§ **Exercise**
Return every record below exactly as written, but leave out the pictures.

§ **Data listing**
##############################
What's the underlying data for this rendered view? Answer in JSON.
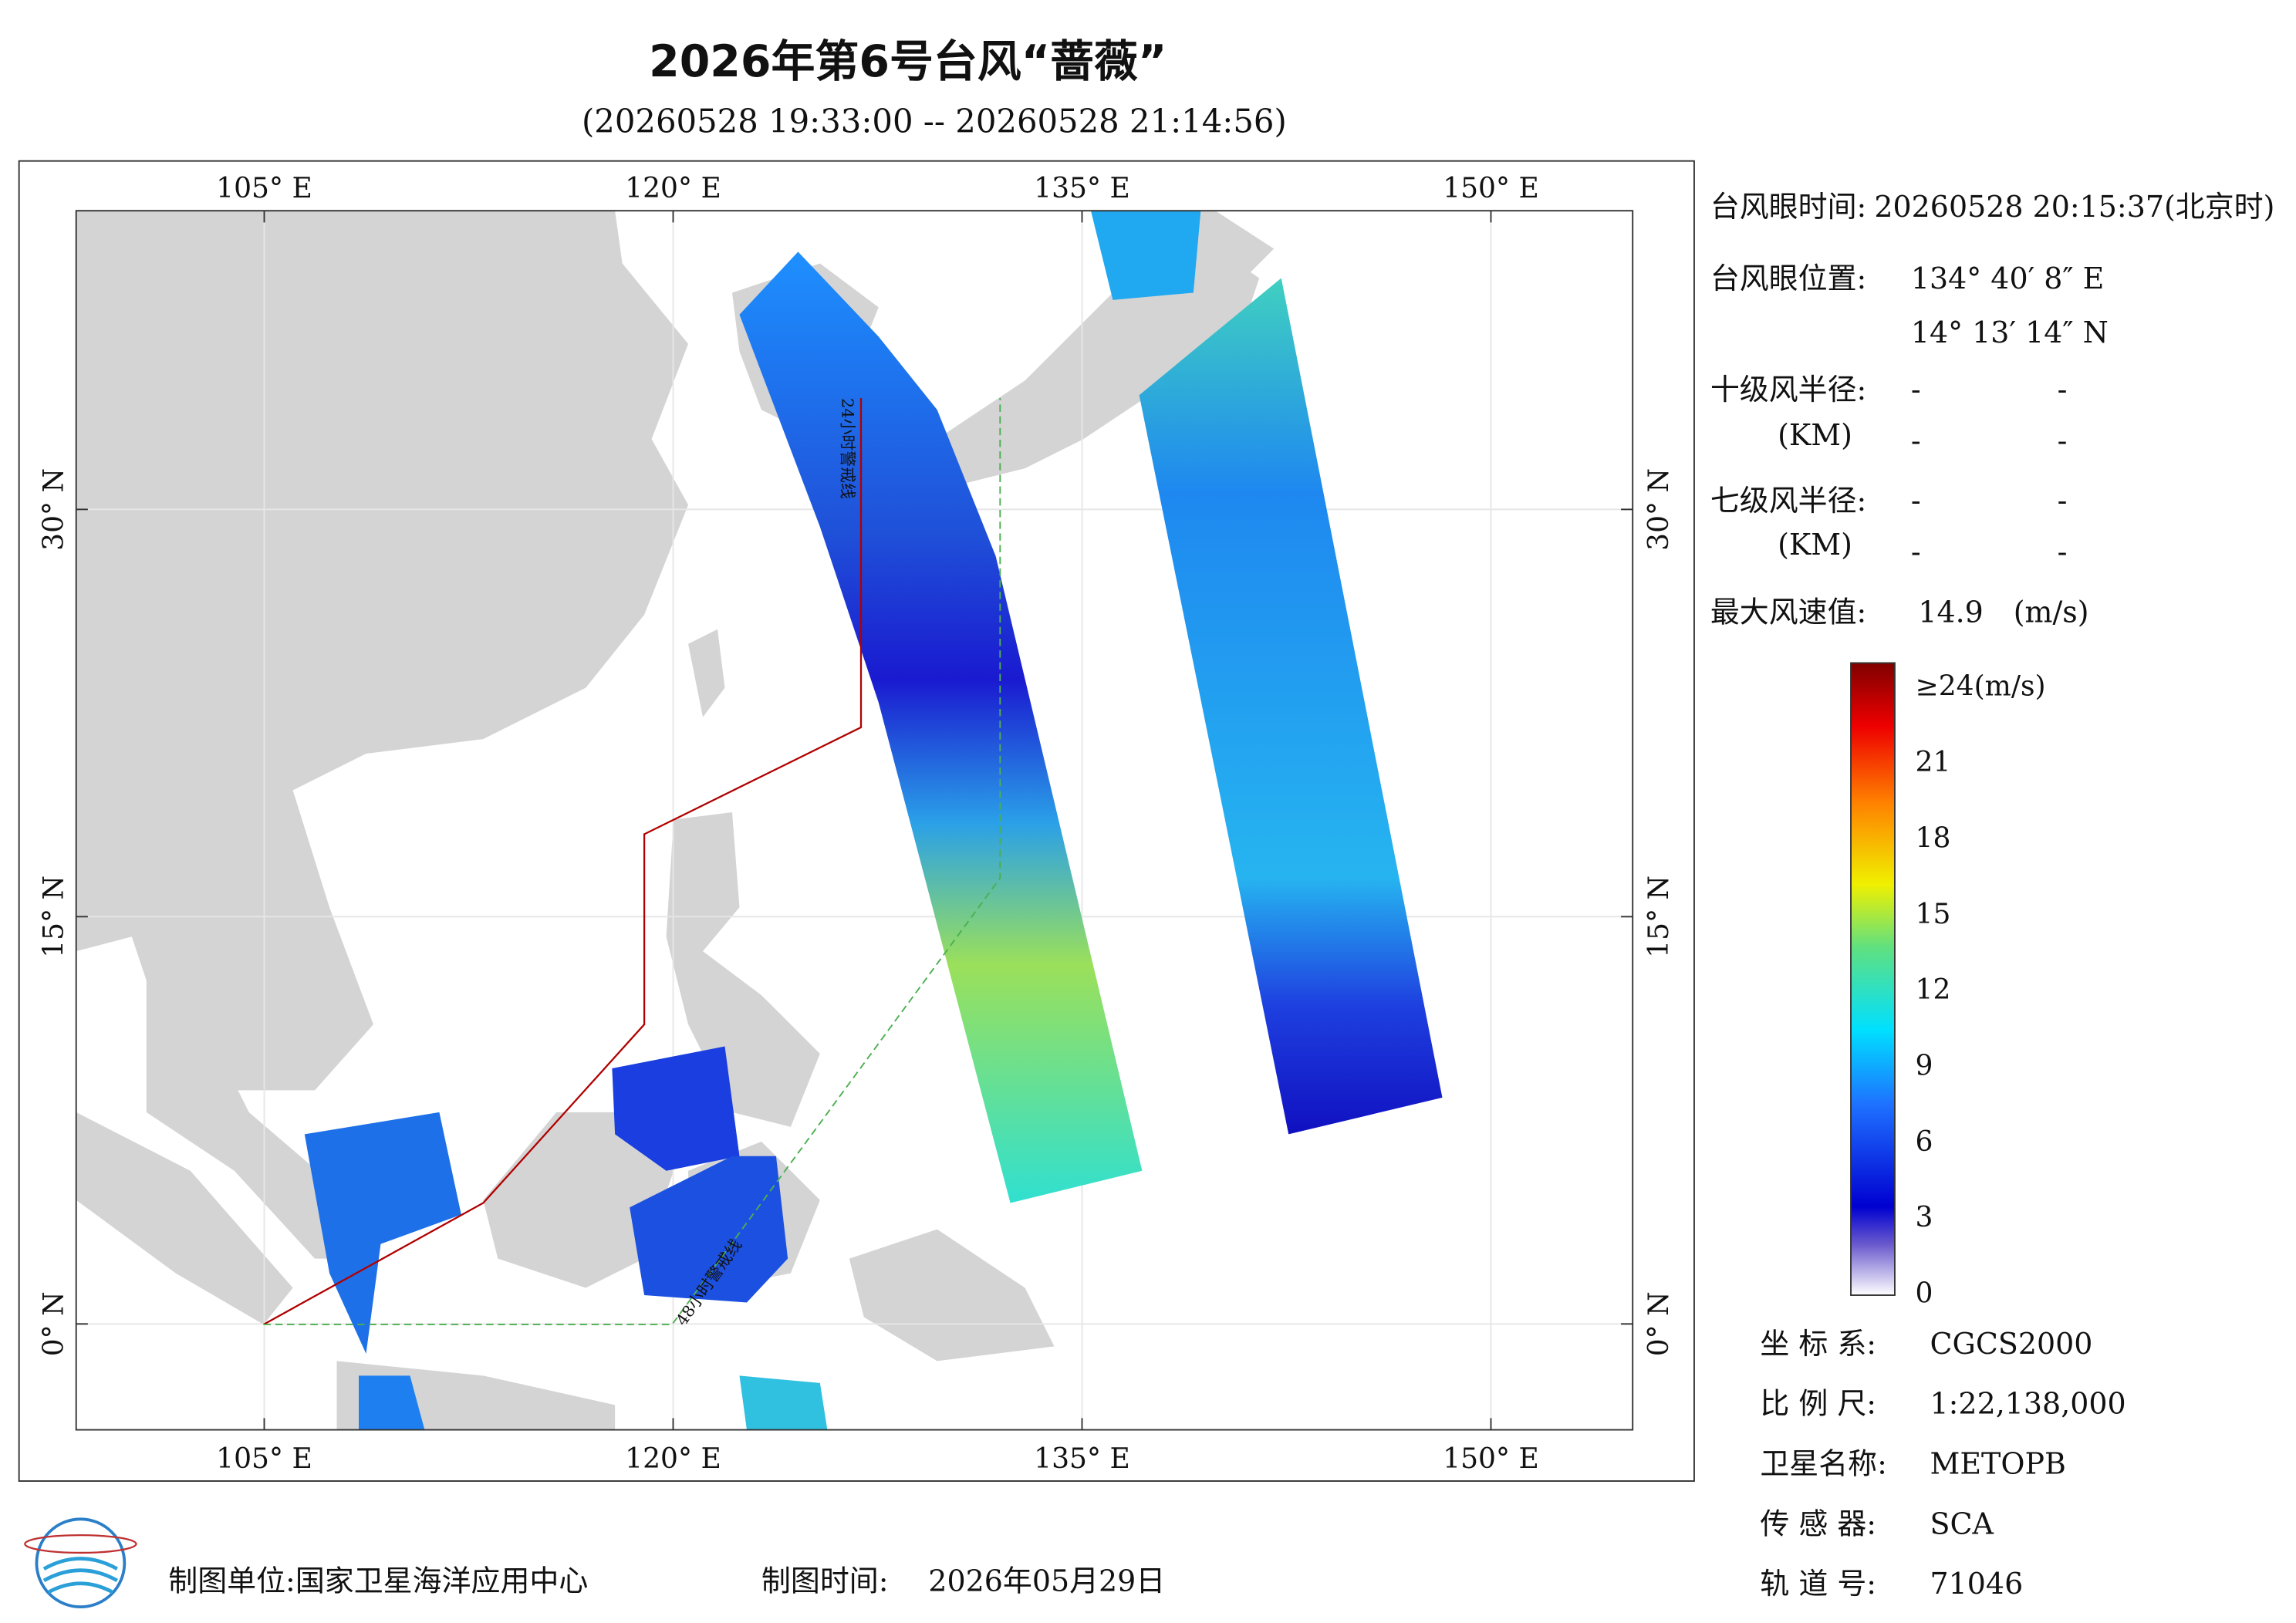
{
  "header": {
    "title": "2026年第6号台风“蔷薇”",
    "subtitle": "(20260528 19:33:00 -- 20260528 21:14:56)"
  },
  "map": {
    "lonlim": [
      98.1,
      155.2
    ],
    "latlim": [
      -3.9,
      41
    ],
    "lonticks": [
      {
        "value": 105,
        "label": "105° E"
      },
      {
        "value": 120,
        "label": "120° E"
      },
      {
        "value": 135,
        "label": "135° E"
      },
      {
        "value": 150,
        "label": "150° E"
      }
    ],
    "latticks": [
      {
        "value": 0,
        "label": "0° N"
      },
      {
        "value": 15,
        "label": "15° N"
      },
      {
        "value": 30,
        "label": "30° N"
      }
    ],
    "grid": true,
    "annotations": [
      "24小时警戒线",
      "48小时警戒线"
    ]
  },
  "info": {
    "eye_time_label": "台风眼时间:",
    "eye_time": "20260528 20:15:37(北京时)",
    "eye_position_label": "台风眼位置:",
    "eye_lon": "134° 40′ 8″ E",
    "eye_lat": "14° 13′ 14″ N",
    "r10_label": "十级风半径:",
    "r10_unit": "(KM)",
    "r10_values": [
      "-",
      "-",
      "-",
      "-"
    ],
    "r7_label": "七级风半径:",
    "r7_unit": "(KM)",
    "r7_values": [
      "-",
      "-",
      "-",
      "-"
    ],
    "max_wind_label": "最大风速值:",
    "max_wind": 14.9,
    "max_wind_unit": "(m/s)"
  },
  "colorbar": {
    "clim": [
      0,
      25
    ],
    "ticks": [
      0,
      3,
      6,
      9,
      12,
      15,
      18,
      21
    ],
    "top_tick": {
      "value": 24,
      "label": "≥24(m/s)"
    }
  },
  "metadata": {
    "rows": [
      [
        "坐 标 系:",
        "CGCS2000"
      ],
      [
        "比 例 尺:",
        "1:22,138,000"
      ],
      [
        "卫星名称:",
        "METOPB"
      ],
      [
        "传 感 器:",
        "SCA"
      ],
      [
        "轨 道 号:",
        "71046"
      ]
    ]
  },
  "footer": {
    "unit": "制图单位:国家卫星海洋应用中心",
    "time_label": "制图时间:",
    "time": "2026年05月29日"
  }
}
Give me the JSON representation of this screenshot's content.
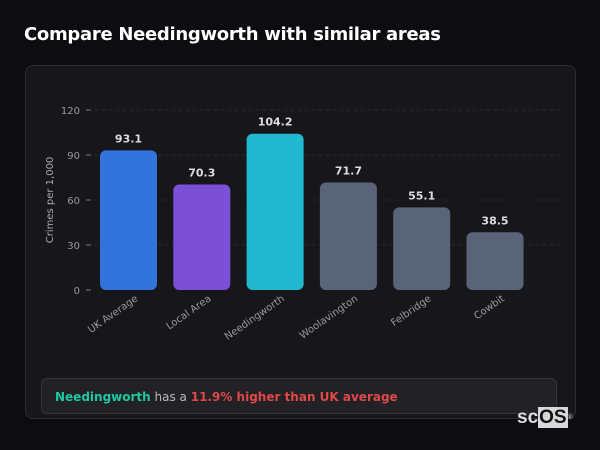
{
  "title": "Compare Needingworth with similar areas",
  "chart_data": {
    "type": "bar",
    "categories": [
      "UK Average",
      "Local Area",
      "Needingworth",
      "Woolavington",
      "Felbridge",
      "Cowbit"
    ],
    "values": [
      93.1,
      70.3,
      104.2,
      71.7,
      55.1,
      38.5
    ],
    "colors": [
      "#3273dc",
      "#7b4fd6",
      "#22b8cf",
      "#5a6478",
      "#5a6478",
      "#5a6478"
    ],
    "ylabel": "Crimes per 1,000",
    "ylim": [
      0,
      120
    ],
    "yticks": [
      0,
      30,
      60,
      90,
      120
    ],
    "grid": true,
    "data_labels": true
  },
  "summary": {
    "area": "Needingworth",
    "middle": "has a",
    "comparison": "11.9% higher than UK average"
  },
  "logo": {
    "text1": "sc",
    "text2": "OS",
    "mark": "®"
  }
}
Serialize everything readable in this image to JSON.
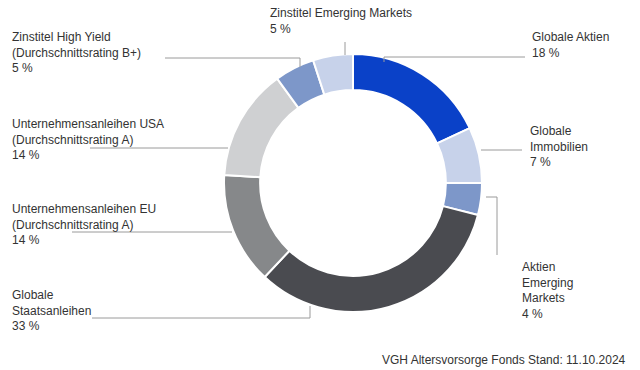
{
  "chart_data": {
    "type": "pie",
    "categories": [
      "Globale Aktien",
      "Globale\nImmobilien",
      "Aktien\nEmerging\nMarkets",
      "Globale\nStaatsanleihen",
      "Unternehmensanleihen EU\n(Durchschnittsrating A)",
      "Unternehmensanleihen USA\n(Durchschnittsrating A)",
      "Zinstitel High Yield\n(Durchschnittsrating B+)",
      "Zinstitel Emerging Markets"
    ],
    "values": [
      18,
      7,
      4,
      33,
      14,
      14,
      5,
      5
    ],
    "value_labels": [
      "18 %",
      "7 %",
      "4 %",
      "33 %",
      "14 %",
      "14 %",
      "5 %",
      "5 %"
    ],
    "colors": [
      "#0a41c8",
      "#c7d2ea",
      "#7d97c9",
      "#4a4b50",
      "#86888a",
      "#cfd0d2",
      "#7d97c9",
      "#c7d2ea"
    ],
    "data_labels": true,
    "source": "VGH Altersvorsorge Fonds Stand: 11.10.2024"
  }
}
##############################
§ **Solved exercise**
What's the underlying data for this rendered view? Answer in JSON.
{
  "header": {
    "title": "2026年第6号台风“蔷薇”",
    "subtitle": "(20260528 19:33:00 -- 20260528 21:14:56)"
  },
  "map": {
    "lonlim": [
      98.1,
      155.2
    ],
    "latlim": [
      -3.9,
      41
    ],
    "lonticks": [
      {
        "value": 105,
        "label": "105° E"
      },
      {
        "value": 120,
        "label": "120° E"
      },
      {
        "value": 135,
        "label": "135° E"
      },
      {
        "value": 150,
        "label": "150° E"
      }
    ],
    "latticks": [
      {
        "value": 0,
        "label": "0° N"
      },
      {
        "value": 15,
        "label": "15° N"
      },
      {
        "value": 30,
        "label": "30° N"
      }
    ],
    "grid": true,
    "annotations": [
      "24小时警戒线",
      "48小时警戒线"
    ]
  },
  "info": {
    "eye_time_label": "台风眼时间:",
    "eye_time": "20260528 20:15:37(北京时)",
    "eye_position_label": "台风眼位置:",
    "eye_lon": "134° 40′ 8″ E",
    "eye_lat": "14° 13′ 14″ N",
    "r10_label": "十级风半径:",
    "r10_unit": "(KM)",
    "r10_values": [
      "-",
      "-",
      "-",
      "-"
    ],
    "r7_label": "七级风半径:",
    "r7_unit": "(KM)",
    "r7_values": [
      "-",
      "-",
      "-",
      "-"
    ],
    "max_wind_label": "最大风速值:",
    "max_wind": 14.9,
    "max_wind_unit": "(m/s)"
  },
  "colorbar": {
    "clim": [
      0,
      25
    ],
    "ticks": [
      0,
      3,
      6,
      9,
      12,
      15,
      18,
      21
    ],
    "top_tick": {
      "value": 24,
      "label": "≥24(m/s)"
    }
  },
  "metadata": {
    "rows": [
      [
        "坐 标 系:",
        "CGCS2000"
      ],
      [
        "比 例 尺:",
        "1:22,138,000"
      ],
      [
        "卫星名称:",
        "METOPB"
      ],
      [
        "传 感 器:",
        "SCA"
      ],
      [
        "轨 道 号:",
        "71046"
      ]
    ]
  },
  "footer": {
    "unit": "制图单位:国家卫星海洋应用中心",
    "time_label": "制图时间:",
    "time": "2026年05月29日"
  }
}
Give me the JSON representation of this screenshot's content.
{
  "title": "Compare Needingworth with similar areas",
  "chart_data": {
    "type": "bar",
    "categories": [
      "UK Average",
      "Local Area",
      "Needingworth",
      "Woolavington",
      "Felbridge",
      "Cowbit"
    ],
    "values": [
      93.1,
      70.3,
      104.2,
      71.7,
      55.1,
      38.5
    ],
    "colors": [
      "#3273dc",
      "#7b4fd6",
      "#22b8cf",
      "#5a6478",
      "#5a6478",
      "#5a6478"
    ],
    "ylabel": "Crimes per 1,000",
    "ylim": [
      0,
      120
    ],
    "yticks": [
      0,
      30,
      60,
      90,
      120
    ],
    "grid": true,
    "data_labels": true
  },
  "summary": {
    "area": "Needingworth",
    "middle": "has a",
    "comparison": "11.9% higher than UK average"
  },
  "logo": {
    "text1": "sc",
    "text2": "OS",
    "mark": "®"
  }
}
Serialize everything readable in this image to JSON.
{
  "chart_data": {
    "type": "pie",
    "categories": [
      "Globale Aktien",
      "Globale\nImmobilien",
      "Aktien\nEmerging\nMarkets",
      "Globale\nStaatsanleihen",
      "Unternehmensanleihen EU\n(Durchschnittsrating A)",
      "Unternehmensanleihen USA\n(Durchschnittsrating A)",
      "Zinstitel High Yield\n(Durchschnittsrating B+)",
      "Zinstitel Emerging Markets"
    ],
    "values": [
      18,
      7,
      4,
      33,
      14,
      14,
      5,
      5
    ],
    "value_labels": [
      "18 %",
      "7 %",
      "4 %",
      "33 %",
      "14 %",
      "14 %",
      "5 %",
      "5 %"
    ],
    "colors": [
      "#0a41c8",
      "#c7d2ea",
      "#7d97c9",
      "#4a4b50",
      "#86888a",
      "#cfd0d2",
      "#7d97c9",
      "#c7d2ea"
    ],
    "data_labels": true,
    "source": "VGH Altersvorsorge Fonds Stand: 11.10.2024"
  }
}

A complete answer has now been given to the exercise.